Instructions to follow: Retype the material that follows, keeping every word as it is.

(Stored dataset items)
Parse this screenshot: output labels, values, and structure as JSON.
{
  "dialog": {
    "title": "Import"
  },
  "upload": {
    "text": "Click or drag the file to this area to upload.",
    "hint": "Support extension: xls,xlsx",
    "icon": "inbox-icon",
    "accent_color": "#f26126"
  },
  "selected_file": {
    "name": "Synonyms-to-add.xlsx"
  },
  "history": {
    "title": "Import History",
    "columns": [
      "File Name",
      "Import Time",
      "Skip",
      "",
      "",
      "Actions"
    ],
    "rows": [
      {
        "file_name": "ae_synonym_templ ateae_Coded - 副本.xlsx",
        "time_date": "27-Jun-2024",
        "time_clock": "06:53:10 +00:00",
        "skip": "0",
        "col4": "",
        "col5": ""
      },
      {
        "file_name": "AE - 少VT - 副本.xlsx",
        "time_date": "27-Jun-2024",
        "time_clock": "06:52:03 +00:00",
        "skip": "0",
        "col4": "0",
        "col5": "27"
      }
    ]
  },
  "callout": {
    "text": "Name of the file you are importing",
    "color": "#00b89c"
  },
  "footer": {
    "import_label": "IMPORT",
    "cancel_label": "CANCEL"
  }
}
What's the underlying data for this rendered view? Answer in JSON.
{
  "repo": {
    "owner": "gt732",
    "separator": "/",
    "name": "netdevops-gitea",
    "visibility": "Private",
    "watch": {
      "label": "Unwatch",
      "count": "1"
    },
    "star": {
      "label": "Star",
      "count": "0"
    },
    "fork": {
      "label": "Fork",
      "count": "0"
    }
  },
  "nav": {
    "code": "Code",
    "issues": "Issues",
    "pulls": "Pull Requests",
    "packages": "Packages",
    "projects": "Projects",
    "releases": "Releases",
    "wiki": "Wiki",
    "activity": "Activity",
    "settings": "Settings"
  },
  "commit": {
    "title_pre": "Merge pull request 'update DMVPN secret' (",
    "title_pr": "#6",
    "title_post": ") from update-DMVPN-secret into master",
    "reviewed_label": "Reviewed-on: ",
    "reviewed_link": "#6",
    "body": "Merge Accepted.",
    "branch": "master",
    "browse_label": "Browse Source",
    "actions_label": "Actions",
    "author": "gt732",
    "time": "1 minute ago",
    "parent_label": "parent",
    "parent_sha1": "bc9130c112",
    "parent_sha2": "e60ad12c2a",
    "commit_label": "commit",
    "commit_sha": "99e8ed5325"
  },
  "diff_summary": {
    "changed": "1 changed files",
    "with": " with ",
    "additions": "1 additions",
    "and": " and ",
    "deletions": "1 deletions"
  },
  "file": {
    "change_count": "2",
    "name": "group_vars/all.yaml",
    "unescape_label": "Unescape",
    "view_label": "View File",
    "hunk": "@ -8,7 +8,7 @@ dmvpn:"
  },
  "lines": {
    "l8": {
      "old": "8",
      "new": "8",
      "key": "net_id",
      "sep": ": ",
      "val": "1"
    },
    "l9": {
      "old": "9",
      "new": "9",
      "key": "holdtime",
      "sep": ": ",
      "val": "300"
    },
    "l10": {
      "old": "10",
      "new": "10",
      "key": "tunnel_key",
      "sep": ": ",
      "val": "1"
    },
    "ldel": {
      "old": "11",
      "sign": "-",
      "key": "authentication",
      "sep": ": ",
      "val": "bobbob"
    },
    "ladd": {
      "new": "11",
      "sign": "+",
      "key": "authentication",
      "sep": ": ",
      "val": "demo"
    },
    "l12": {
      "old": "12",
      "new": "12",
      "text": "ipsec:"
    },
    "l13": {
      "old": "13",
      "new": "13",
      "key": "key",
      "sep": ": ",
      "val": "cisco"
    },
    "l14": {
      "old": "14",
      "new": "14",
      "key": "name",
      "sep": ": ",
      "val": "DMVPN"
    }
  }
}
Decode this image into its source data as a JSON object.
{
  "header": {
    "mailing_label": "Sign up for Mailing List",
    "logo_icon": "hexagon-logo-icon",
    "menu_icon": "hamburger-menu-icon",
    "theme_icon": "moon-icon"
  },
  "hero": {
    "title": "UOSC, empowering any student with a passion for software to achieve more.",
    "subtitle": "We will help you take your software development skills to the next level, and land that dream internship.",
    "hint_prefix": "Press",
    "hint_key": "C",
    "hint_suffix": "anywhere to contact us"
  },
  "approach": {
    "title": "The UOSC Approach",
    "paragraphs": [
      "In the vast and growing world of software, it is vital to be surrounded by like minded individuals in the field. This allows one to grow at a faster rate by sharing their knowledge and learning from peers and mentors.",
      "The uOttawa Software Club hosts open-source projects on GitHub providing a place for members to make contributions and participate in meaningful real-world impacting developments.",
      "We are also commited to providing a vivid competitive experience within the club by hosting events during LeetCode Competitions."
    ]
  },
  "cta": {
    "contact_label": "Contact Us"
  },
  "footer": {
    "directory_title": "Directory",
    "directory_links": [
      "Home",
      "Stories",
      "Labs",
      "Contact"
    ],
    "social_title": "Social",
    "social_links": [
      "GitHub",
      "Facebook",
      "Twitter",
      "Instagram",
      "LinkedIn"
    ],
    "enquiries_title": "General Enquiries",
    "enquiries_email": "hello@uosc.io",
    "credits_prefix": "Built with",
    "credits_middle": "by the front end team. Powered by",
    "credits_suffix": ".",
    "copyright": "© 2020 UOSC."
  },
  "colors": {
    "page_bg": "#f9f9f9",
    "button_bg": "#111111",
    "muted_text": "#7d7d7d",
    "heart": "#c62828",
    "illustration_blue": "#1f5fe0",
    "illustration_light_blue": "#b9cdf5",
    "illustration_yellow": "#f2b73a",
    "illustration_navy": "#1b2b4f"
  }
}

Solution to the exercise:
Parse this screenshot: output labels, values, and structure as JSON.
{
  "dialog": {
    "title": "Import"
  },
  "upload": {
    "text": "Click or drag the file to this area to upload.",
    "hint": "Support extension: xls,xlsx",
    "icon": "inbox-icon",
    "accent_color": "#f26126"
  },
  "selected_file": {
    "name": "Synonyms-to-add.xlsx"
  },
  "history": {
    "title": "Import History",
    "columns": [
      "File Name",
      "Import Time",
      "Skip",
      "",
      "",
      "Actions"
    ],
    "rows": [
      {
        "file_name": "ae_synonym_templ ateae_Coded - 副本.xlsx",
        "time_date": "27-Jun-2024",
        "time_clock": "06:53:10 +00:00",
        "skip": "0",
        "col4": "",
        "col5": ""
      },
      {
        "file_name": "AE - 少VT - 副本.xlsx",
        "time_date": "27-Jun-2024",
        "time_clock": "06:52:03 +00:00",
        "skip": "0",
        "col4": "0",
        "col5": "27"
      }
    ]
  },
  "callout": {
    "text": "Name of the file you are importing",
    "color": "#00b89c"
  },
  "footer": {
    "import_label": "IMPORT",
    "cancel_label": "CANCEL"
  }
}
What's the underlying data for this rendered view? Answer in JSON.
{
  "repo": {
    "owner": "gt732",
    "separator": "/",
    "name": "netdevops-gitea",
    "visibility": "Private",
    "watch": {
      "label": "Unwatch",
      "count": "1"
    },
    "star": {
      "label": "Star",
      "count": "0"
    },
    "fork": {
      "label": "Fork",
      "count": "0"
    }
  },
  "nav": {
    "code": "Code",
    "issues": "Issues",
    "pulls": "Pull Requests",
    "packages": "Packages",
    "projects": "Projects",
    "releases": "Releases",
    "wiki": "Wiki",
    "activity": "Activity",
    "settings": "Settings"
  },
  "commit": {
    "title_pre": "Merge pull request 'update DMVPN secret' (",
    "title_pr": "#6",
    "title_post": ") from update-DMVPN-secret into master",
    "reviewed_label": "Reviewed-on: ",
    "reviewed_link": "#6",
    "body": "Merge Accepted.",
    "branch": "master",
    "browse_label": "Browse Source",
    "actions_label": "Actions",
    "author": "gt732",
    "time": "1 minute ago",
    "parent_label": "parent",
    "parent_sha1": "bc9130c112",
    "parent_sha2": "e60ad12c2a",
    "commit_label": "commit",
    "commit_sha": "99e8ed5325"
  },
  "diff_summary": {
    "changed": "1 changed files",
    "with": " with ",
    "additions": "1 additions",
    "and": " and ",
    "deletions": "1 deletions"
  },
  "file": {
    "change_count": "2",
    "name": "group_vars/all.yaml",
    "unescape_label": "Unescape",
    "view_label": "View File",
    "hunk": "@ -8,7 +8,7 @@ dmvpn:"
  },
  "lines": {
    "l8": {
      "old": "8",
      "new": "8",
      "key": "net_id",
      "sep": ": ",
      "val": "1"
    },
    "l9": {
      "old": "9",
      "new": "9",
      "key": "holdtime",
      "sep": ": ",
      "val": "300"
    },
    "l10": {
      "old": "10",
      "new": "10",
      "key": "tunnel_key",
      "sep": ": ",
      "val": "1"
    },
    "ldel": {
      "old": "11",
      "sign": "-",
      "key": "authentication",
      "sep": ": ",
      "val": "bobbob"
    },
    "ladd": {
      "new": "11",
      "sign": "+",
      "key": "authentication",
      "sep": ": ",
      "val": "demo"
    },
    "l12": {
      "old": "12",
      "new": "12",
      "text": "ipsec:"
    },
    "l13": {
      "old": "13",
      "new": "13",
      "key": "key",
      "sep": ": ",
      "val": "cisco"
    },
    "l14": {
      "old": "14",
      "new": "14",
      "key": "name",
      "sep": ": ",
      "val": "DMVPN"
    }
  }
}
Decode this image into its source data as a JSON object.
{
  "header": {
    "mailing_label": "Sign up for Mailing List",
    "logo_icon": "hexagon-logo-icon",
    "menu_icon": "hamburger-menu-icon",
    "theme_icon": "moon-icon"
  },
  "hero": {
    "title": "UOSC, empowering any student with a passion for software to achieve more.",
    "subtitle": "We will help you take your software development skills to the next level, and land that dream internship.",
    "hint_prefix": "Press",
    "hint_key": "C",
    "hint_suffix": "anywhere to contact us"
  },
  "approach": {
    "title": "The UOSC Approach",
    "paragraphs": [
      "In the vast and growing world of software, it is vital to be surrounded by like minded individuals in the field. This allows one to grow at a faster rate by sharing their knowledge and learning from peers and mentors.",
      "The uOttawa Software Club hosts open-source projects on GitHub providing a place for members to make contributions and participate in meaningful real-world impacting developments.",
      "We are also commited to providing a vivid competitive experience within the club by hosting events during LeetCode Competitions."
    ]
  },
  "cta": {
    "contact_label": "Contact Us"
  },
  "footer": {
    "directory_title": "Directory",
    "directory_links": [
      "Home",
      "Stories",
      "Labs",
      "Contact"
    ],
    "social_title": "Social",
    "social_links": [
      "GitHub",
      "Facebook",
      "Twitter",
      "Instagram",
      "LinkedIn"
    ],
    "enquiries_title": "General Enquiries",
    "enquiries_email": "hello@uosc.io",
    "credits_prefix": "Built with",
    "credits_middle": "by the front end team. Powered by",
    "credits_suffix": ".",
    "copyright": "© 2020 UOSC."
  },
  "colors": {
    "page_bg": "#f9f9f9",
    "button_bg": "#111111",
    "muted_text": "#7d7d7d",
    "heart": "#c62828",
    "illustration_blue": "#1f5fe0",
    "illustration_light_blue": "#b9cdf5",
    "illustration_yellow": "#f2b73a",
    "illustration_navy": "#1b2b4f"
  }
}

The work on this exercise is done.